— Start Provided data —

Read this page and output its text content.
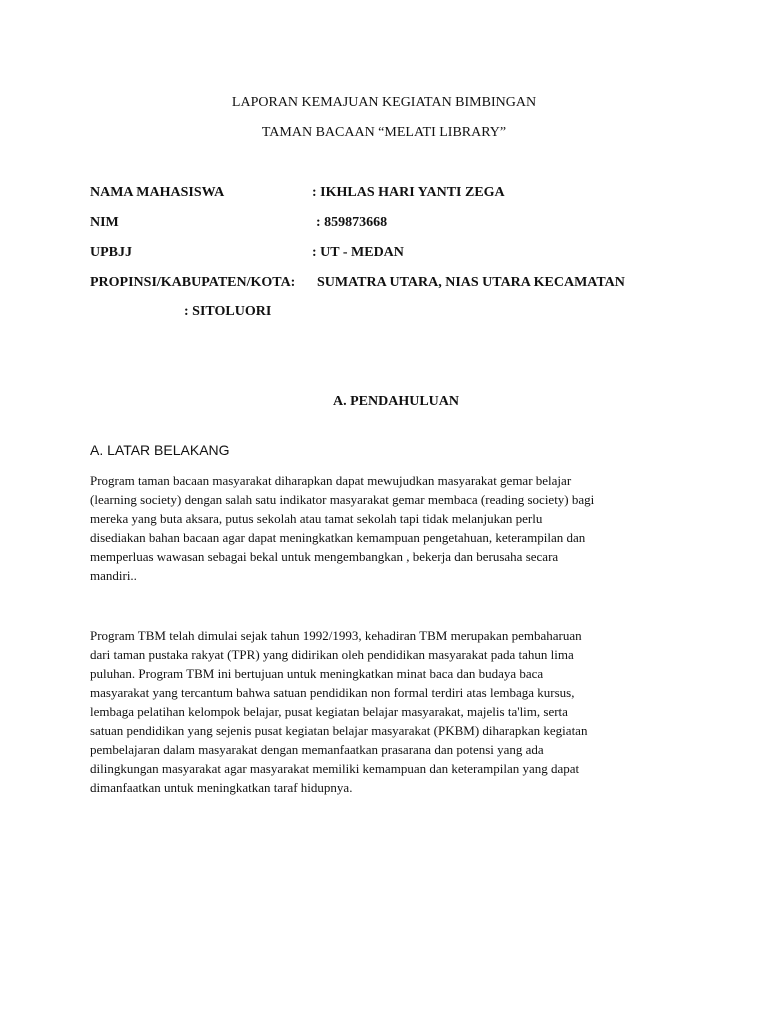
LAPORAN KEMAJUAN KEGIATAN BIMBINGAN
TAMAN BACAAN “MELATI LIBRARY”
NAMA MAHASISWA	: IKHLAS HARI YANTI ZEGA
NIM	: 859873668
UPBJJ	: UT - MEDAN
PROPINSI/KABUPATEN/KOTA: SUMATRA UTARA, NIAS UTARA KECAMATAN
: SITOLUORI
A. PENDAHULUAN
A. LATAR BELAKANG
Program taman bacaan masyarakat diharapkan dapat mewujudkan masyarakat gemar belajar
(learning society) dengan salah satu indikator masyarakat gemar membaca (reading society) bagi
mereka yang buta aksara, putus sekolah atau tamat sekolah tapi tidak melanjukan perlu
disediakan bahan bacaan agar dapat meningkatkan kemampuan pengetahuan, keterampilan dan
memperluas wawasan sebagai bekal untuk mengembangkan , bekerja dan berusaha secara
mandiri..
Program TBM telah dimulai sejak tahun 1992/1993, kehadiran TBM merupakan pembaharuan
dari taman pustaka rakyat (TPR) yang didirikan oleh pendidikan masyarakat pada tahun lima
puluhan. Program TBM ini bertujuan untuk meningkatkan minat baca dan budaya baca
masyarakat yang tercantum bahwa satuan pendidikan non formal terdiri atas lembaga kursus,
lembaga pelatihan kelompok belajar, pusat kegiatan belajar masyarakat, majelis ta'lim, serta
satuan pendidikan yang sejenis pusat kegiatan belajar masyarakat (PKBM) diharapkan kegiatan
pembelajaran dalam masyarakat dengan memanfaatkan prasarana dan potensi yang ada
dilingkungan masyarakat agar masyarakat memiliki kemampuan dan keterampilan yang dapat
dimanfaatkan untuk meningkatkan taraf hidupnya.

— End Provided data —

* What to do:
Transcribe the complete set of entries verbatim. No pictures belong in the copy.

* Solution below:
Read this page and output its text content.
LAPORAN KEMAJUAN KEGIATAN BIMBINGAN
TAMAN BACAAN “MELATI LIBRARY”
NAMA MAHASISWA	: IKHLAS HARI YANTI ZEGA
NIM	: 859873668
UPBJJ	: UT - MEDAN
PROPINSI/KABUPATEN/KOTA: SUMATRA UTARA, NIAS UTARA KECAMATAN
: SITOLUORI
A. PENDAHULUAN
A. LATAR BELAKANG
Program taman bacaan masyarakat diharapkan dapat mewujudkan masyarakat gemar belajar
(learning society) dengan salah satu indikator masyarakat gemar membaca (reading society) bagi
mereka yang buta aksara, putus sekolah atau tamat sekolah tapi tidak melanjukan perlu
disediakan bahan bacaan agar dapat meningkatkan kemampuan pengetahuan, keterampilan dan
memperluas wawasan sebagai bekal untuk mengembangkan , bekerja dan berusaha secara
mandiri..
Program TBM telah dimulai sejak tahun 1992/1993, kehadiran TBM merupakan pembaharuan
dari taman pustaka rakyat (TPR) yang didirikan oleh pendidikan masyarakat pada tahun lima
puluhan. Program TBM ini bertujuan untuk meningkatkan minat baca dan budaya baca
masyarakat yang tercantum bahwa satuan pendidikan non formal terdiri atas lembaga kursus,
lembaga pelatihan kelompok belajar, pusat kegiatan belajar masyarakat, majelis ta'lim, serta
satuan pendidikan yang sejenis pusat kegiatan belajar masyarakat (PKBM) diharapkan kegiatan
pembelajaran dalam masyarakat dengan memanfaatkan prasarana dan potensi yang ada
dilingkungan masyarakat agar masyarakat memiliki kemampuan dan keterampilan yang dapat
dimanfaatkan untuk meningkatkan taraf hidupnya.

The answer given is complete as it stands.